Page text:
* * *

The report has now been updated with new information regarding investor owned utilities (IOUs) as well as addressing a White House report concerning “big data” issued in May 2014.

Summary Conclusions

The 75-page report issued by SkyVision Solutions is likely the most comprehensive document of its kind on the topic of smart meter privacy invasions.  Through a step-by-step logical approach, it is demonstrated that the collection of incremental energy-related data for residential electric customers using smart meters represents an unreasonable invasion of privacy and, for applicable jurisdictions, constitutes an unreasonable search in violation of the Fourth Amendment of the United States Constitution.

Based upon the information presented in the updated privacy document, it is established  that utilities expose consumers to unnecessary risks by collecting massive amounts of smart meter-related data not necessary for billing purposes simply because “they can” and do so without regard to consumer privacy and security interests.

* * *

Source data:
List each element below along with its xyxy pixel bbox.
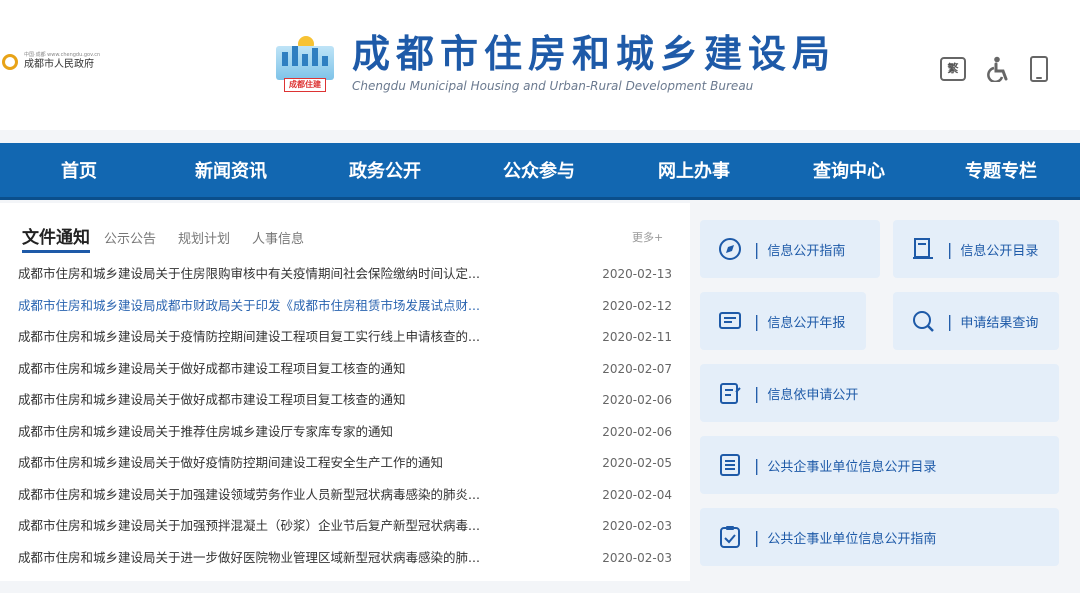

* * *

Problem to work on: Write the next part of the summary on the smart meter privacy report, picking up right after its final sentence.

Expected output:
Smart meter data, consisting of granular, fine-grained, high-frequency type of energy usage measurements, can be used by others either maliciously or inadvertently using existing or developing technology to infer types of activities or occupancies of a home for specific periods of time.  Analysis of granular smart meter energy data results in or may result in:
  • Invasion of privacy and intrusion of solitude;
  • Near real-time surveillance;
  • Behavior profiling;
  • Endangering the physical security of life, family, and property; and
  • Unwanted publicity and embarrassment (e.g., public disclosure of private facts or the publication of facts which place a person in a false light).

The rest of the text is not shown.